> Problem details
Extract the full listing below without altering a single character.

* BEGIN *

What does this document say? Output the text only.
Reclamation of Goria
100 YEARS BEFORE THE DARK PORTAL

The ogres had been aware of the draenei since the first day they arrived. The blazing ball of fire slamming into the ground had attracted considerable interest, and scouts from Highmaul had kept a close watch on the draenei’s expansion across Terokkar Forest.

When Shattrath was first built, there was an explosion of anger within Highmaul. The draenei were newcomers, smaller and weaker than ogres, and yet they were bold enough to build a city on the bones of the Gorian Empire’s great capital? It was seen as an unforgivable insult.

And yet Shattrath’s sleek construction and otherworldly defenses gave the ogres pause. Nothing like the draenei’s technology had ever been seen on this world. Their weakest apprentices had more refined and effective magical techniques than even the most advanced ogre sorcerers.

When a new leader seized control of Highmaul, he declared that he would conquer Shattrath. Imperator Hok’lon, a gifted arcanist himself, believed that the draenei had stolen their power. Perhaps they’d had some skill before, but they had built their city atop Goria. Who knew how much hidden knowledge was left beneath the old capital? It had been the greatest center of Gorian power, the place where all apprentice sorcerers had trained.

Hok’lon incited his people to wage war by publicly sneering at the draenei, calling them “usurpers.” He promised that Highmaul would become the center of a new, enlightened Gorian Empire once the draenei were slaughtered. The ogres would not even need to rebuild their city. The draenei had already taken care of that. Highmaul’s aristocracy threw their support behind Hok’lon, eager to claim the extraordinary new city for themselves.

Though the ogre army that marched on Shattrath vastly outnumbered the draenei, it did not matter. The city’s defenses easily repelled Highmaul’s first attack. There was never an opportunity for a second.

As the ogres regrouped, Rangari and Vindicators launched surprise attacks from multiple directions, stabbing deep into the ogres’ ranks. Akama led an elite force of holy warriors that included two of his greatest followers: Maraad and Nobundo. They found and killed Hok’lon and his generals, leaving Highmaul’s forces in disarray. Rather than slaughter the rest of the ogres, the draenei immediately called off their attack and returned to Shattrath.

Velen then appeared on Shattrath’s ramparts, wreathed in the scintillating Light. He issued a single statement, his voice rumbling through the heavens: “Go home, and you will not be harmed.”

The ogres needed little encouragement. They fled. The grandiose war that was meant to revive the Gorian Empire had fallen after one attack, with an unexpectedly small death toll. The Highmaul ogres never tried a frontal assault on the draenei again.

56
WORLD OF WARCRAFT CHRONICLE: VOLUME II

* END *

> Answer to this problem
What does this document say? Output the text only.
Reclamation of Goria
100 YEARS BEFORE THE DARK PORTAL

The ogres had been aware of the draenei since the first day they arrived. The blazing ball of fire slamming into the ground had attracted considerable interest, and scouts from Highmaul had kept a close watch on the draenei’s expansion across Terokkar Forest.

When Shattrath was first built, there was an explosion of anger within Highmaul. The draenei were newcomers, smaller and weaker than ogres, and yet they were bold enough to build a city on the bones of the Gorian Empire’s great capital? It was seen as an unforgivable insult.

And yet Shattrath’s sleek construction and otherworldly defenses gave the ogres pause. Nothing like the draenei’s technology had ever been seen on this world. Their weakest apprentices had more refined and effective magical techniques than even the most advanced ogre sorcerers.

When a new leader seized control of Highmaul, he declared that he would conquer Shattrath. Imperator Hok’lon, a gifted arcanist himself, believed that the draenei had stolen their power. Perhaps they’d had some skill before, but they had built their city atop Goria. Who knew how much hidden knowledge was left beneath the old capital? It had been the greatest center of Gorian power, the place where all apprentice sorcerers had trained.

Hok’lon incited his people to wage war by publicly sneering at the draenei, calling them “usurpers.” He promised that Highmaul would become the center of a new, enlightened Gorian Empire once the draenei were slaughtered. The ogres would not even need to rebuild their city. The draenei had already taken care of that. Highmaul’s aristocracy threw their support behind Hok’lon, eager to claim the extraordinary new city for themselves.

Though the ogre army that marched on Shattrath vastly outnumbered the draenei, it did not matter. The city’s defenses easily repelled Highmaul’s first attack. There was never an opportunity for a second.

As the ogres regrouped, Rangari and Vindicators launched surprise attacks from multiple directions, stabbing deep into the ogres’ ranks. Akama led an elite force of holy warriors that included two of his greatest followers: Maraad and Nobundo. They found and killed Hok’lon and his generals, leaving Highmaul’s forces in disarray. Rather than slaughter the rest of the ogres, the draenei immediately called off their attack and returned to Shattrath.

Velen then appeared on Shattrath’s ramparts, wreathed in the scintillating Light. He issued a single statement, his voice rumbling through the heavens: “Go home, and you will not be harmed.”

The ogres needed little encouragement. They fled. The grandiose war that was meant to revive the Gorian Empire had fallen after one attack, with an unexpectedly small death toll. The Highmaul ogres never tried a frontal assault on the draenei again.

56
WORLD OF WARCRAFT CHRONICLE: VOLUME II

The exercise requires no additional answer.